◆ Task requirements: Check each line below for the word "JSON", and copy those that have it.

◆ Data provided:
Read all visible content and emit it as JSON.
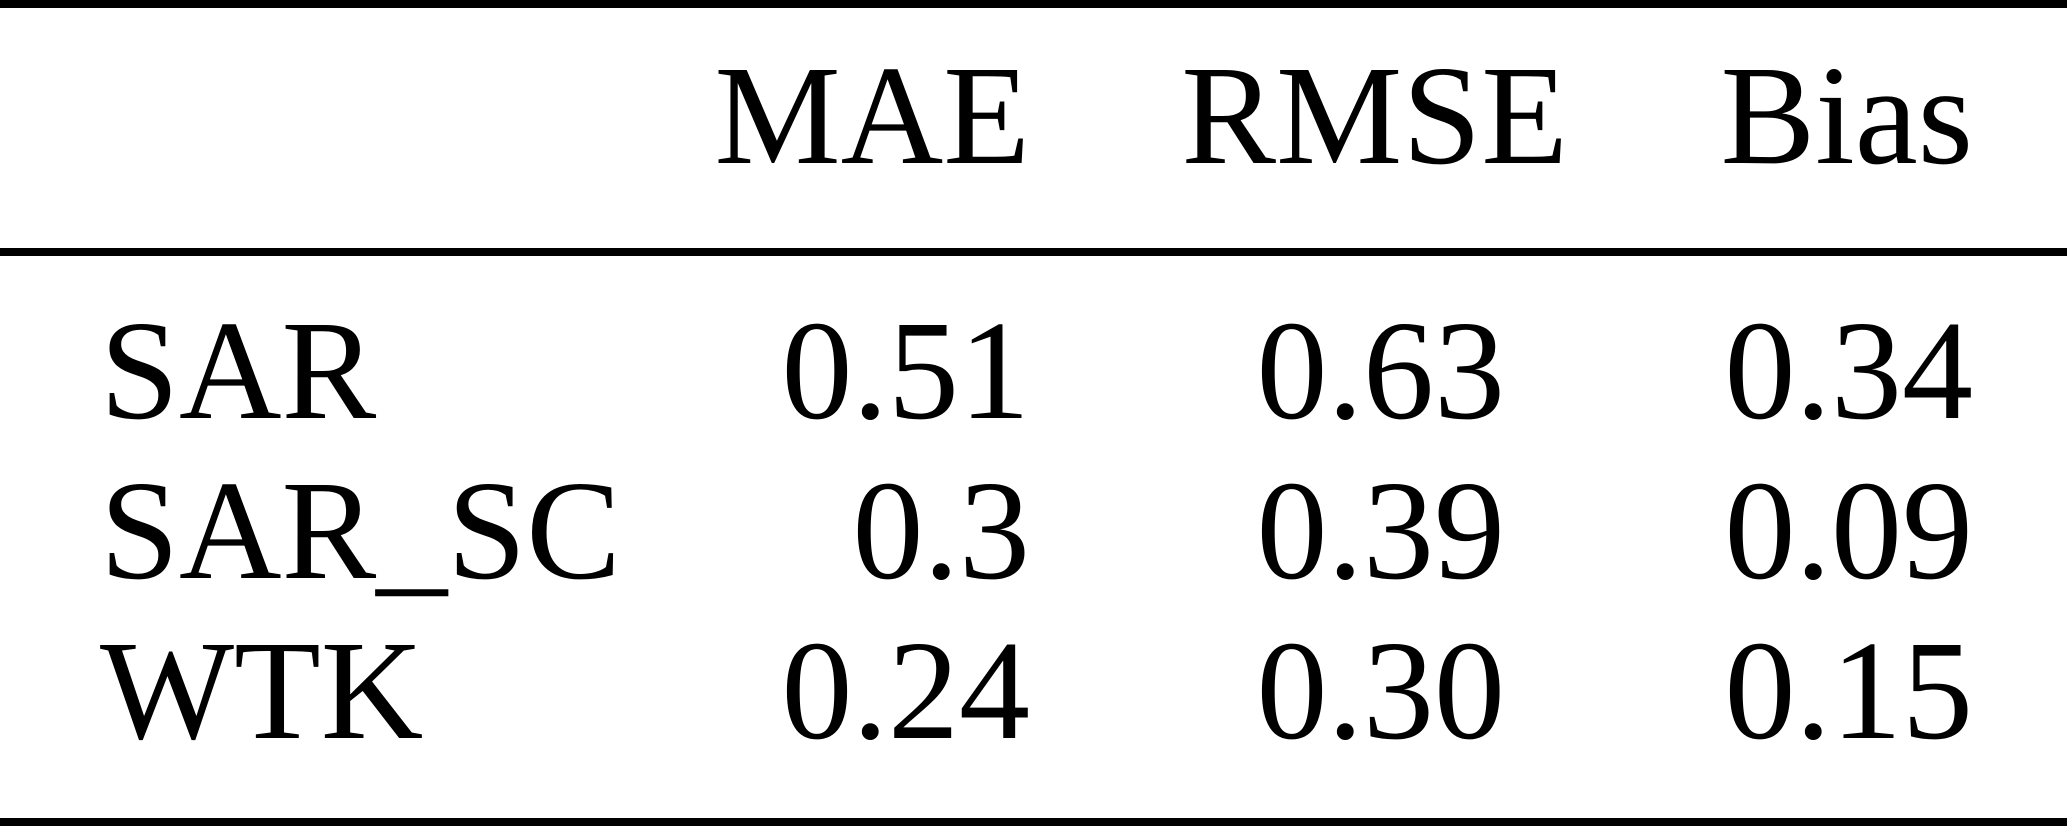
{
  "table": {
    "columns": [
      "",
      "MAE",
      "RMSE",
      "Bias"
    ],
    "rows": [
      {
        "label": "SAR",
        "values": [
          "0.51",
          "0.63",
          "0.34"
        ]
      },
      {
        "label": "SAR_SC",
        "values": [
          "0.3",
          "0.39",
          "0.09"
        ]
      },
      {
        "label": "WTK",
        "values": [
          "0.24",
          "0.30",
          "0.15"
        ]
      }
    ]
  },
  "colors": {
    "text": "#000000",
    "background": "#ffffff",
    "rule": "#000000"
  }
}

==

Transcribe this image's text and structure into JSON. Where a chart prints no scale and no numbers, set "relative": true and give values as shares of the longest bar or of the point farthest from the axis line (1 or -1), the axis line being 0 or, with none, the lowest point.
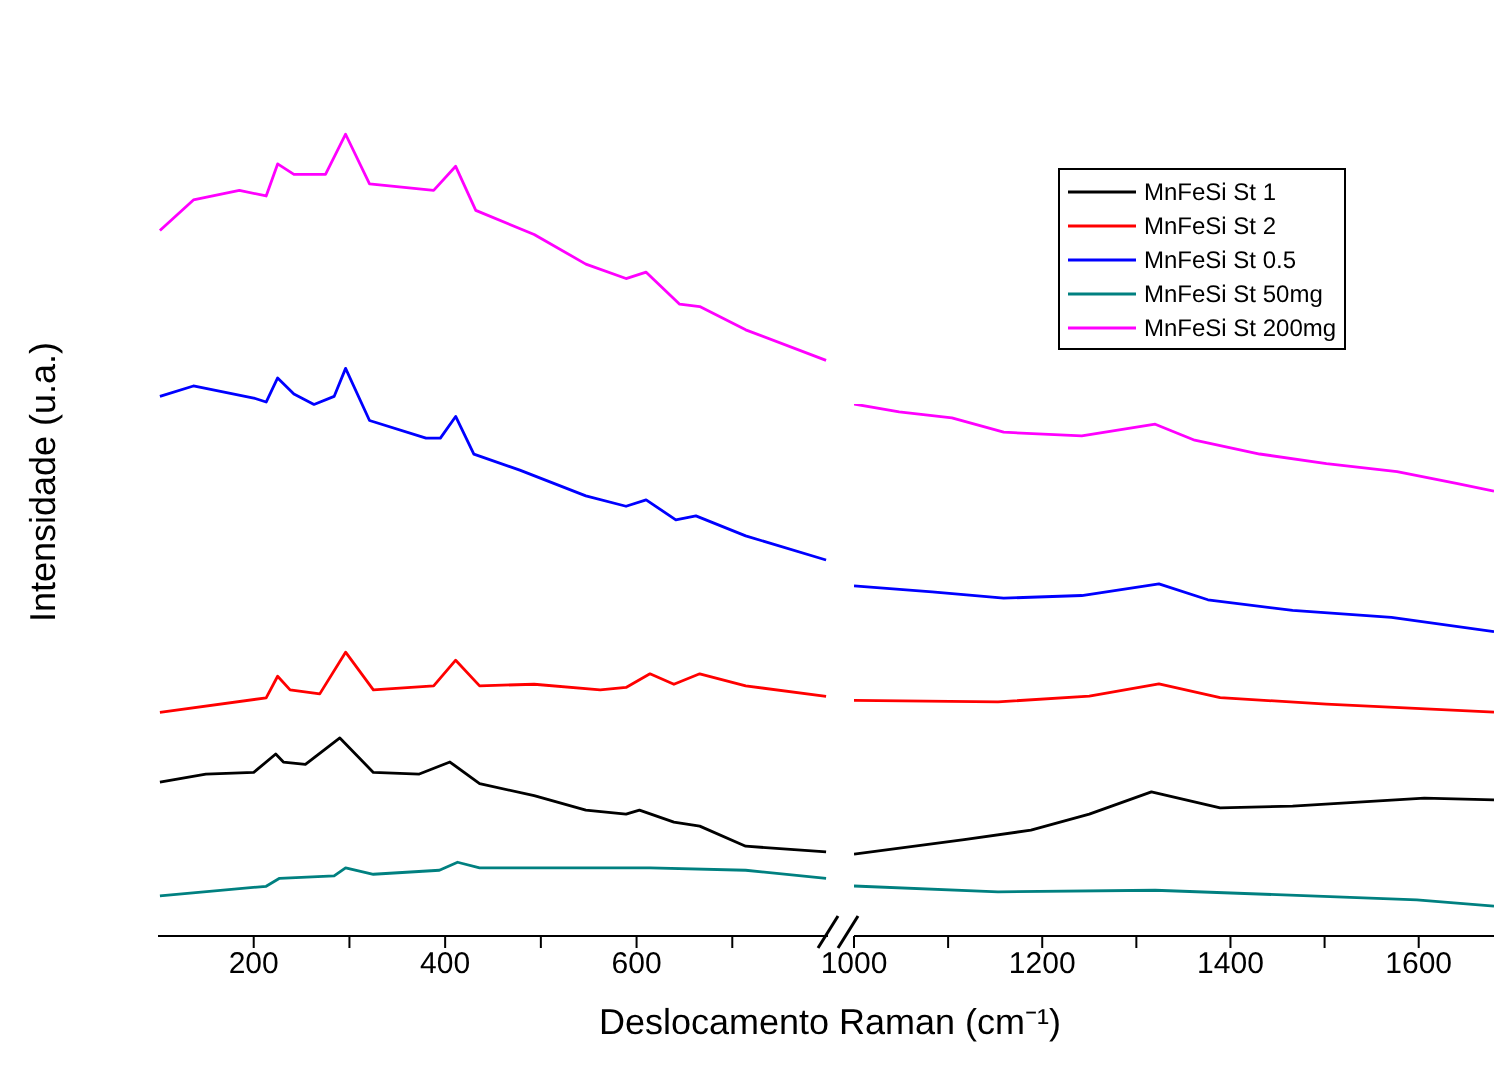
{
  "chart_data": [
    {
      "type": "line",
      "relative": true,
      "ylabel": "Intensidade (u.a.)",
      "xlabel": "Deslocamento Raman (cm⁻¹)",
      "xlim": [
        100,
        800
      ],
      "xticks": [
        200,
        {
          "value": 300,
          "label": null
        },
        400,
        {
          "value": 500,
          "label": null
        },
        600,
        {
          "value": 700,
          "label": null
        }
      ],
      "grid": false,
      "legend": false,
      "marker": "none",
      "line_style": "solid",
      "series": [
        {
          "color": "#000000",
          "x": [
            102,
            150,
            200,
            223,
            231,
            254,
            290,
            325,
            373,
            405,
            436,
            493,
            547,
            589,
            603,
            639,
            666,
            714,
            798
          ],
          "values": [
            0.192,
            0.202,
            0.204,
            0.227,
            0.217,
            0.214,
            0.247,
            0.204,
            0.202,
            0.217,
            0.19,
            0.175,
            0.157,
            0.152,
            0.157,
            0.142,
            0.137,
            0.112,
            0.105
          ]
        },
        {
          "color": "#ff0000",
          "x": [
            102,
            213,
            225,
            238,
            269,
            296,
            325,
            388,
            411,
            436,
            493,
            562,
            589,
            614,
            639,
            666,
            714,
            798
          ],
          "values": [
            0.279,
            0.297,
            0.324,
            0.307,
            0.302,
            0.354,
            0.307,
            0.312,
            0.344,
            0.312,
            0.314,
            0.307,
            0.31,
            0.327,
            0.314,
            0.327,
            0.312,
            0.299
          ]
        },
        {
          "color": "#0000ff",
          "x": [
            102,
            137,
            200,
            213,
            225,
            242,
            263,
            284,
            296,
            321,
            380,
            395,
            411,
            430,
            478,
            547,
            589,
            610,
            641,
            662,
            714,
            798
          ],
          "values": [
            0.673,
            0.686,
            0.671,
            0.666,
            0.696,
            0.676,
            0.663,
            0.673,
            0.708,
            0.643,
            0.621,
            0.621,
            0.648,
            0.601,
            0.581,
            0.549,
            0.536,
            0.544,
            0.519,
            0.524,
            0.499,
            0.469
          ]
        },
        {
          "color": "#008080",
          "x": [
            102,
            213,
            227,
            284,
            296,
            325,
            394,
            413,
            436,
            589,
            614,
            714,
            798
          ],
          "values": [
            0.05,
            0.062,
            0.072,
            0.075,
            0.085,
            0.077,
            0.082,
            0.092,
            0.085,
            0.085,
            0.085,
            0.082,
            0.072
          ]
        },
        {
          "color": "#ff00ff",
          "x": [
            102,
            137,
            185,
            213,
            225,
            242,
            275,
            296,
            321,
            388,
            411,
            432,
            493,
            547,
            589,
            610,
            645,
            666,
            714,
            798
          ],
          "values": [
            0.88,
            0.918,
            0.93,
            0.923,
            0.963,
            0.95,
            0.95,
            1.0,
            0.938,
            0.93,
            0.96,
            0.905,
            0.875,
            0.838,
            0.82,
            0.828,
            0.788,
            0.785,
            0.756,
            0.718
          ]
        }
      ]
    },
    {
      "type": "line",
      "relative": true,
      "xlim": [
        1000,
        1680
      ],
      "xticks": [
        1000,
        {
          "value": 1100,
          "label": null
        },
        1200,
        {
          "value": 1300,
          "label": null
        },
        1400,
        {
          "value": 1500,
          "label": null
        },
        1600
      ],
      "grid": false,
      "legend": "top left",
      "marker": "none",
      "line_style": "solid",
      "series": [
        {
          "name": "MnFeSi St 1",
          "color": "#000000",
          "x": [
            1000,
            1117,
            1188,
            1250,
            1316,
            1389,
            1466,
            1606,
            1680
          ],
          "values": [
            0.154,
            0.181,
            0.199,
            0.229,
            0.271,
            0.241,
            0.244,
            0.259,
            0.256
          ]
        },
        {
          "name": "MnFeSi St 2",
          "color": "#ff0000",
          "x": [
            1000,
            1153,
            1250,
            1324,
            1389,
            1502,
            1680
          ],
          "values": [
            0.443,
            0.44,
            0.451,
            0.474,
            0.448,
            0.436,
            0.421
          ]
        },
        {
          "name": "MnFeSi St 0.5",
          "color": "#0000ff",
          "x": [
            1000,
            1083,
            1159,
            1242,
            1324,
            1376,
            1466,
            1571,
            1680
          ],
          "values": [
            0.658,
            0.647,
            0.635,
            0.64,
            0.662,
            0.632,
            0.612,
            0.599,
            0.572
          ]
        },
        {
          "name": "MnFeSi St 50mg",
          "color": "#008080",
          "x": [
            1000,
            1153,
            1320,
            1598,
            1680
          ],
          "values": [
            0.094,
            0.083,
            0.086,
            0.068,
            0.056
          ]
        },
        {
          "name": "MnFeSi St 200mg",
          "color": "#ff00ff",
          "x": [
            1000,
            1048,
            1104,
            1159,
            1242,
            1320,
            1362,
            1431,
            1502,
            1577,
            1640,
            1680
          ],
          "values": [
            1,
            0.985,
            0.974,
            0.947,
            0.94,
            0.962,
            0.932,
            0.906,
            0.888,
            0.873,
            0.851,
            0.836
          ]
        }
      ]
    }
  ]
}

◆ The output:
Read all visible content and emit it as JSON.
Transcribe this image's text and structure into JSON. Where a chart prints no scale and no numbers, set "relative": true and give values as shares of the longest bar or of the point farthest from the axis line (1 or -1), the axis line being 0 or, with none, the lowest point.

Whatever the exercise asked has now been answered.